# Short problem:
Only the number is wanted: count the lines in the data with "highlight" in them.

# Extracted material:
▼

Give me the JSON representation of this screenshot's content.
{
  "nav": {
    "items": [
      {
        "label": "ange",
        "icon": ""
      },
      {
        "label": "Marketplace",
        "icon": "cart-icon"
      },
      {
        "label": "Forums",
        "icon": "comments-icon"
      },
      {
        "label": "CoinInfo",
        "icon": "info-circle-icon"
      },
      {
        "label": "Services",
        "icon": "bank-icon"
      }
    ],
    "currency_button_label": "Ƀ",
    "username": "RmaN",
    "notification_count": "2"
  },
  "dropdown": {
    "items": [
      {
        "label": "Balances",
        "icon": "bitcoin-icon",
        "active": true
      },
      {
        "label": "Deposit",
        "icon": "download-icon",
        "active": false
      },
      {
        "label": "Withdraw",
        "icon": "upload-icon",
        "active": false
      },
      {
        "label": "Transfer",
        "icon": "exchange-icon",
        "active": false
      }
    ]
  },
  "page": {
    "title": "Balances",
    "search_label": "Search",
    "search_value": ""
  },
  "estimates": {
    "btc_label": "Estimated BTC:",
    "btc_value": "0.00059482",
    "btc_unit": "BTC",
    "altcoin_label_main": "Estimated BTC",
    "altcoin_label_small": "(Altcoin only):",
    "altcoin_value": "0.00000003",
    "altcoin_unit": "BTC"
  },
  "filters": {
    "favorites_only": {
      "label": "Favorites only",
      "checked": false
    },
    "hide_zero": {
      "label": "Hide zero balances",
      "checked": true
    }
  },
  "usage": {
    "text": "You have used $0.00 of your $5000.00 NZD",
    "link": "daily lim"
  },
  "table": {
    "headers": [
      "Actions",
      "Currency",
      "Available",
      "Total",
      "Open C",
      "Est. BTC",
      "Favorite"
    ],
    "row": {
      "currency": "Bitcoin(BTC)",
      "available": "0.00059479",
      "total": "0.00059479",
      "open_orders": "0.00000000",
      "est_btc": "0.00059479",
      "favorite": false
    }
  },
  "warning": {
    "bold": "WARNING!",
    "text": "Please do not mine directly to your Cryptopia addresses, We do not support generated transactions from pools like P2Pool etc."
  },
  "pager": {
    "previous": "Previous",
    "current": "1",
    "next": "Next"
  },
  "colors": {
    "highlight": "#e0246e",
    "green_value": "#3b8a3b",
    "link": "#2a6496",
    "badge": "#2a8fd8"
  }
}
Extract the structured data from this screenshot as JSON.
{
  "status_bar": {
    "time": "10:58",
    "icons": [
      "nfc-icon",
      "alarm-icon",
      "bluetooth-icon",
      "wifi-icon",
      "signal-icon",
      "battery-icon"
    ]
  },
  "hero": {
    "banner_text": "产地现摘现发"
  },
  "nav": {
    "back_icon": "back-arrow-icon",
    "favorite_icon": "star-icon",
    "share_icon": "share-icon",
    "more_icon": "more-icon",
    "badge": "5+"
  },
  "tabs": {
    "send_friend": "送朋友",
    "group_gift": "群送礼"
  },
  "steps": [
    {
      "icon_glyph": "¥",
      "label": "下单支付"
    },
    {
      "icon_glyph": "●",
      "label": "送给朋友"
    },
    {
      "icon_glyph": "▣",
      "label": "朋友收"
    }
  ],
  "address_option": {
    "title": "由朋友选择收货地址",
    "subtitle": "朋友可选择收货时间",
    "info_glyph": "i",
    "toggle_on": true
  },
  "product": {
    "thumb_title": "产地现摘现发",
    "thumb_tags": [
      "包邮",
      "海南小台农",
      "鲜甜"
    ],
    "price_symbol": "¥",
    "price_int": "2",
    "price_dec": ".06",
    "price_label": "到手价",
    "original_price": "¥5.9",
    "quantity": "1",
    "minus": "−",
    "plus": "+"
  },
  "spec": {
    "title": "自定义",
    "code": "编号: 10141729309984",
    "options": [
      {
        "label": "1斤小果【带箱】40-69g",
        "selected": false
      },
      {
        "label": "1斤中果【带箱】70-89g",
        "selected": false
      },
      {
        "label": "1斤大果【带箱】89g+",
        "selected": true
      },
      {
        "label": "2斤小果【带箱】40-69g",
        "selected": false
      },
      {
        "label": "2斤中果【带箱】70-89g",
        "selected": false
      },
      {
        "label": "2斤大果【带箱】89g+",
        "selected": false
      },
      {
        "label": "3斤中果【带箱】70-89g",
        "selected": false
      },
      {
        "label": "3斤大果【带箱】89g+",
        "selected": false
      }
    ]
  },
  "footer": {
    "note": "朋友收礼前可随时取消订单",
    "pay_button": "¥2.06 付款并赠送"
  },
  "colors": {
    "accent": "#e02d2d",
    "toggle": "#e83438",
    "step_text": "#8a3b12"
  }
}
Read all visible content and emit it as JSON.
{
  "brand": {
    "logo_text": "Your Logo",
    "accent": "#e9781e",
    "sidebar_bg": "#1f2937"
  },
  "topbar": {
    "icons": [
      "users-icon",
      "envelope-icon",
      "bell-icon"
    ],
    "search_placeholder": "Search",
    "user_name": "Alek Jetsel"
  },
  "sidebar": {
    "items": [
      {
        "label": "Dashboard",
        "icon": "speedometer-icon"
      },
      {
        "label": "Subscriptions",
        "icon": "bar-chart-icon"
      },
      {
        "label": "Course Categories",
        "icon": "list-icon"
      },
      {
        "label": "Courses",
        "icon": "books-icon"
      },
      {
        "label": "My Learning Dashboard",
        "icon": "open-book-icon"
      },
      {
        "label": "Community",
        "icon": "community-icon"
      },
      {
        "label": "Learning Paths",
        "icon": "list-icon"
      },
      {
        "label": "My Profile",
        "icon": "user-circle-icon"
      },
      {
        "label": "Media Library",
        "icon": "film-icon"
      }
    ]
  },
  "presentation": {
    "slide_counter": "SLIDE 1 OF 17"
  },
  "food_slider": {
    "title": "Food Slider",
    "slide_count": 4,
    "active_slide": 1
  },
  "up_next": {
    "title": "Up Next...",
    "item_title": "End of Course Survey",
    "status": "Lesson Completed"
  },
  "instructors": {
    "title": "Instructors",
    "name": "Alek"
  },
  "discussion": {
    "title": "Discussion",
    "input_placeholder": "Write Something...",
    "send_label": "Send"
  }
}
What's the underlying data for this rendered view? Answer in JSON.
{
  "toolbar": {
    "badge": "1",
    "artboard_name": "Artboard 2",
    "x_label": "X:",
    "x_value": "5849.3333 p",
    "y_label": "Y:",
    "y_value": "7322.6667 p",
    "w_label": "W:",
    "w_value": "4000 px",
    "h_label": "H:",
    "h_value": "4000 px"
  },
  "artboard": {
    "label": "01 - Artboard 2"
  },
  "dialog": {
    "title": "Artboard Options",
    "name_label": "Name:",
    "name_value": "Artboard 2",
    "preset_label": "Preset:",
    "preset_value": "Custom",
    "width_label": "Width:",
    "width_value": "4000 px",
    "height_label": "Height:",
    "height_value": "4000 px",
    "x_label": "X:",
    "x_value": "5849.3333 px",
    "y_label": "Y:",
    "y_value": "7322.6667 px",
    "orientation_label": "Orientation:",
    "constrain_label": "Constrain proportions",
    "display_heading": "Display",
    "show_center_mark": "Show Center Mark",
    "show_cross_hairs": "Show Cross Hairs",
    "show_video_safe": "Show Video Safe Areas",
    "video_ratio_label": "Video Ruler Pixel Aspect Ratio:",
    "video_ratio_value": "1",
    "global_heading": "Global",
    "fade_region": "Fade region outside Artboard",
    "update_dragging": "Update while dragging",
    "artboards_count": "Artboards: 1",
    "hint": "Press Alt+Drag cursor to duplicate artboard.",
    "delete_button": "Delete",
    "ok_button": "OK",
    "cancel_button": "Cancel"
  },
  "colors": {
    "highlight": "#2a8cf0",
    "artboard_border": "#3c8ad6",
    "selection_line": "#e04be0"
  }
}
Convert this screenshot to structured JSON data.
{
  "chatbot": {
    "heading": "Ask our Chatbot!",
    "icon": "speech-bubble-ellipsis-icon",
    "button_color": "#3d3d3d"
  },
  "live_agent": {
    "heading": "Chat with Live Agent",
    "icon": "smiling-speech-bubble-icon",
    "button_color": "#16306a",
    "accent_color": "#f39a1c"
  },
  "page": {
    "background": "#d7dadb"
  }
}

▲

# Result below:
2